§ **Task prompt**
Tell how many lines in the data below hold the string "aiguës"; give nothing but the number.
◆ ◆ ◆ ◆
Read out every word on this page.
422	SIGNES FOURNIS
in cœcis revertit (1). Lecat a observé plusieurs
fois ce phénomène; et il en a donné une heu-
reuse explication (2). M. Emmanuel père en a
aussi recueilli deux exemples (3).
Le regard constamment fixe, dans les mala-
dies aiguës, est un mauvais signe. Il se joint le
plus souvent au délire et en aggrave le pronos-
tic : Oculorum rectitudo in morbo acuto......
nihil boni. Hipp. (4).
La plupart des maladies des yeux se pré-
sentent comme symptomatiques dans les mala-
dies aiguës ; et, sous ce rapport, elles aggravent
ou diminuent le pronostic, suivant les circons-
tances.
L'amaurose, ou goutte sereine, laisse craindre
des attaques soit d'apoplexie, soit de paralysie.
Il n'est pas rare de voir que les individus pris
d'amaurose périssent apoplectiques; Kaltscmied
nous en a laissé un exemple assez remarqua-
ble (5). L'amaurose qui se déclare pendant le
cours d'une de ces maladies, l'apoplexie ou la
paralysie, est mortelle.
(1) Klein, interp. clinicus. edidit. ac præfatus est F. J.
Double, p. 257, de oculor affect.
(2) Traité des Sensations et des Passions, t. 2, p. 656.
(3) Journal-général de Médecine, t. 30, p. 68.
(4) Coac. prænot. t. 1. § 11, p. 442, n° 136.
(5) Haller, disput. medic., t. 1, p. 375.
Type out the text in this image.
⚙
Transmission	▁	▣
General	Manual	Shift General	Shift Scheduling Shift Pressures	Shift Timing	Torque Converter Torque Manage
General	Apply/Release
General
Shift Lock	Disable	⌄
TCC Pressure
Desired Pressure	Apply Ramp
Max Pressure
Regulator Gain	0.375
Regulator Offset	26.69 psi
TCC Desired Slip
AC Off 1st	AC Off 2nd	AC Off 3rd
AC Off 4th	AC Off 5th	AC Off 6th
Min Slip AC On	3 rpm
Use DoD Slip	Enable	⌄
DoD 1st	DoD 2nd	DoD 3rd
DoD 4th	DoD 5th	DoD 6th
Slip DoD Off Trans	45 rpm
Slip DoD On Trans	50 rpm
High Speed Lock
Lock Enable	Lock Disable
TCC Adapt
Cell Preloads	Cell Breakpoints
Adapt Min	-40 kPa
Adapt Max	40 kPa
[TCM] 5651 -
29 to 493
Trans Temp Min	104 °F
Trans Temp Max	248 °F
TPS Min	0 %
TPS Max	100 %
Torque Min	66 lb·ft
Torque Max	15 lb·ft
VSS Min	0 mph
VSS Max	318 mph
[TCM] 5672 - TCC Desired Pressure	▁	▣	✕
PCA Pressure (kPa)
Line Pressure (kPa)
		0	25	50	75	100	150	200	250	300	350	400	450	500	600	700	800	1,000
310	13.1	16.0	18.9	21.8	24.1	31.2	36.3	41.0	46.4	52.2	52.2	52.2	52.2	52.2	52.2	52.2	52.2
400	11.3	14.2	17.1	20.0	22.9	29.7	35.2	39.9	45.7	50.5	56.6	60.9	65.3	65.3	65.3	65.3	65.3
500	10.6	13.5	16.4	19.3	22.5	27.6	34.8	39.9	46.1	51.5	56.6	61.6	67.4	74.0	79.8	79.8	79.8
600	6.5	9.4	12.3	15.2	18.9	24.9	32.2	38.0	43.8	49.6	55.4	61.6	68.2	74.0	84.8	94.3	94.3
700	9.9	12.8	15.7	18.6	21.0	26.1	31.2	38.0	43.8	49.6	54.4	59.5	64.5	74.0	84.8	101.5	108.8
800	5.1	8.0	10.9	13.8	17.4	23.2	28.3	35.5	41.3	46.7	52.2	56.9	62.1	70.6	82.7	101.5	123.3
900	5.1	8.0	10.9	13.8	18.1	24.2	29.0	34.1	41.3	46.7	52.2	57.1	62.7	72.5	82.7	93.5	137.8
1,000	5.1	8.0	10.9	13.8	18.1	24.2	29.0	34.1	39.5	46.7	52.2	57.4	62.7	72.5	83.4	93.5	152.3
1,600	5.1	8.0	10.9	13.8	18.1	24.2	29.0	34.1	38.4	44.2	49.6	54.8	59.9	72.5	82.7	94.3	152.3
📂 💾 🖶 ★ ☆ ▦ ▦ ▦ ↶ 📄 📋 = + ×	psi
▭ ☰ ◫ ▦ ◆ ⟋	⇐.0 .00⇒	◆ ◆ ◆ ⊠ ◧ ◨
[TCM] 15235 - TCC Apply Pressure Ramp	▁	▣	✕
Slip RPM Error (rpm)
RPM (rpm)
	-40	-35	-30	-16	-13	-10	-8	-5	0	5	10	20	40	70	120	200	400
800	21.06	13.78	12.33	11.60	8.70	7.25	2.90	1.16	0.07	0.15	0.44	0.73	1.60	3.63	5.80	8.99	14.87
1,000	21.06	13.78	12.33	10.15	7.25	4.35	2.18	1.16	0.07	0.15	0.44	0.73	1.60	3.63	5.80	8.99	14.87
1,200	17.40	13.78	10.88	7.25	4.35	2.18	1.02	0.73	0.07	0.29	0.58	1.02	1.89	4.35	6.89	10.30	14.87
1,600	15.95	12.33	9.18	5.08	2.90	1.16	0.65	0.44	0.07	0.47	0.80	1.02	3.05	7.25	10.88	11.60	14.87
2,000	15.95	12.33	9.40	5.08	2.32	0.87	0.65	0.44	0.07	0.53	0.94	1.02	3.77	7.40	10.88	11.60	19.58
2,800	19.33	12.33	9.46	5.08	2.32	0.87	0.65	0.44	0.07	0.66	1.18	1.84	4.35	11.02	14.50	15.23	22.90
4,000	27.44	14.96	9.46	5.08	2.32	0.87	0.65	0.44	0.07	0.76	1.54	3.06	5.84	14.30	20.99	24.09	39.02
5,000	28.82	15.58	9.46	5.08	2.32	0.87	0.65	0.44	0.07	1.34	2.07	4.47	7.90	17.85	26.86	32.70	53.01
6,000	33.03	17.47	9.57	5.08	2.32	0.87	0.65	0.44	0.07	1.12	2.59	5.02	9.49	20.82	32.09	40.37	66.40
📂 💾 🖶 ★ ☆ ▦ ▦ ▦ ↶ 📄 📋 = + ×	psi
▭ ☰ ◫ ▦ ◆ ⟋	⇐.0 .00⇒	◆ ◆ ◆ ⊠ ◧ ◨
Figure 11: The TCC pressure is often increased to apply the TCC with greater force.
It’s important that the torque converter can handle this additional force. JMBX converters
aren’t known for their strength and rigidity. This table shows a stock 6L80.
◆ ◆ ◆ ◆
§ **Answer**
2